Excerpted records |
▽
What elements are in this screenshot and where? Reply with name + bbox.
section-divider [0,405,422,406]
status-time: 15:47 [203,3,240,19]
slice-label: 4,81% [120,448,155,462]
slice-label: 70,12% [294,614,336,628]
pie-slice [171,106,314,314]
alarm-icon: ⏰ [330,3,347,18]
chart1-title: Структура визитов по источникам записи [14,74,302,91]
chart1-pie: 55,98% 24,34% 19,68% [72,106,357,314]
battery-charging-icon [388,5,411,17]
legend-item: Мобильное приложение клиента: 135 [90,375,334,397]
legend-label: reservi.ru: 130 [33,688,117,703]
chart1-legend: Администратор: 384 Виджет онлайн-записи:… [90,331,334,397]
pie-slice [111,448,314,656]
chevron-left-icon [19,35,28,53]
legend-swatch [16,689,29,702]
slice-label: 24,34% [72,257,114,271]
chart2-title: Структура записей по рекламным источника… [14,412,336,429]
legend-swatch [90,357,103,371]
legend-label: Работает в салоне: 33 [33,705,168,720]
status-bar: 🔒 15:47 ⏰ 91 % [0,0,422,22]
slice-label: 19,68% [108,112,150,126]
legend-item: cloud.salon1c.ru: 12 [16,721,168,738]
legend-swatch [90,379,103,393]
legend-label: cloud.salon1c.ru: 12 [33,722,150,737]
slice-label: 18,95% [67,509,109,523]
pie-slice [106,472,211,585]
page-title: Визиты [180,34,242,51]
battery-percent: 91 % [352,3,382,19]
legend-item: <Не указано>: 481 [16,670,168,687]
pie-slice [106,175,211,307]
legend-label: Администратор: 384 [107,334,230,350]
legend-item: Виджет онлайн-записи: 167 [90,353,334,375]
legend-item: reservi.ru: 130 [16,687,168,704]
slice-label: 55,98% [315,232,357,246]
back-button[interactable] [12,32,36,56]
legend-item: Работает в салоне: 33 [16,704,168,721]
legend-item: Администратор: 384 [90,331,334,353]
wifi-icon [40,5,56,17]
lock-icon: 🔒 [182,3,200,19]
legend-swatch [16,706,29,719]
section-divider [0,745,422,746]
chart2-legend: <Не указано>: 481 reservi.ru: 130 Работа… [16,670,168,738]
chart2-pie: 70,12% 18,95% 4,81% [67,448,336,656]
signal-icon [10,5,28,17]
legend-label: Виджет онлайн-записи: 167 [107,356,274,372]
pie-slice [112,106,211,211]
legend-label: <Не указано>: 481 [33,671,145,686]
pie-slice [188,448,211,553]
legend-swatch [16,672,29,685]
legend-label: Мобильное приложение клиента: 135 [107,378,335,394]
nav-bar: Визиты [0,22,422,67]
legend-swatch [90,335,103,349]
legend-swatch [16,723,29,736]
△
What the task requires | Put every line of the items above into a Markdown table with two columns, Row for the row number and Item for the line, and leave out any blank lines.

Task response |
| Row | Item |
|---|---|
| 1 | What elements are in this screenshot and where? Reply with name + bbox. |
| 2 | section-divider [0,405,422,406] |
| 3 | status-time: 15:47 [203,3,240,19] |
| 4 | slice-label: 4,81% [120,448,155,462] |
| 5 | slice-label: 70,12% [294,614,336,628] |
| 6 | pie-slice [171,106,314,314] |
| 7 | alarm-icon: ⏰ [330,3,347,18] |
| 8 | chart1-title: Структура визитов по источникам записи [14,74,302,91] |
| 9 | chart1-pie: 55,98% 24,34% 19,68% [72,106,357,314] |
| 10 | battery-charging-icon [388,5,411,17] |
| 11 | legend-item: Мобильное приложение клиента: 135 [90,375,334,397] |
| 12 | legend-label: reservi.ru: 130 [33,688,117,703] |
| 13 | chart1-legend: Администратор: 384 Виджет онлайн-записи:… [90,331,334,397] |
| 14 | pie-slice [111,448,314,656] |
| 15 | chevron-left-icon [19,35,28,53] |
| 16 | legend-swatch [16,689,29,702] |
| 17 | slice-label: 24,34% [72,257,114,271] |
| 18 | chart2-title: Структура записей по рекламным источника… [14,412,336,429] |
| 19 | legend-swatch [90,357,103,371] |
| 20 | legend-label: Работает в салоне: 33 [33,705,168,720] |
| 21 | status-bar: 🔒 15:47 ⏰ 91 % [0,0,422,22] |
| 22 | slice-label: 19,68% [108,112,150,126] |
| 23 | legend-item: cloud.salon1c.ru: 12 [16,721,168,738] |
| 24 | legend-swatch [90,379,103,393] |
| 25 | legend-label: cloud.salon1c.ru: 12 [33,722,150,737] |
| 26 | slice-label: 18,95% [67,509,109,523] |
| 27 | pie-slice [106,472,211,585] |
| 28 | page-title: Визиты [180,34,242,51] |
| 29 | battery-percent: 91 % [352,3,382,19] |
| 30 | legend-item: <Не указано>: 481 [16,670,168,687] |
| 31 | pie-slice [106,175,211,307] |
| 32 | legend-label: Администратор: 384 [107,334,230,350] |
| 33 | legend-item: Виджет онлайн-записи: 167 [90,353,334,375] |
| 34 | legend-item: reservi.ru: 130 [16,687,168,704] |
| 35 | slice-label: 55,98% [315,232,357,246] |
| 36 | back-button[interactable] [12,32,36,56] |
| 37 | legend-item: Работает в салоне: 33 [16,704,168,721] |
| 38 | legend-item: Администратор: 384 [90,331,334,353] |
| 39 | wifi-icon [40,5,56,17] |
| 40 | lock-icon: 🔒 [182,3,200,19] |
| 41 | legend-swatch [16,706,29,719] |
| 42 | section-divider [0,745,422,746] |
| 43 | chart2-legend: <Не указано>: 481 reservi.ru: 130 Работа… [16,670,168,738] |
| 44 | chart2-pie: 70,12% 18,95% 4,81% [67,448,336,656] |
| 45 | signal-icon [10,5,28,17] |
| 46 | legend-label: Виджет онлайн-записи: 167 [107,356,274,372] |
| 47 | pie-slice [112,106,211,211] |
| 48 | legend-label: <Не указано>: 481 [33,671,145,686] |
| 49 | pie-slice [188,448,211,553] |
| 50 | legend-swatch [16,672,29,685] |
| 51 | legend-label: Мобильное приложение клиента: 135 [107,378,335,394] |
| 52 | nav-bar: Визиты [0,22,422,67] |
| 53 | legend-swatch [90,335,103,349] |
| 54 | legend-swatch [16,723,29,736] |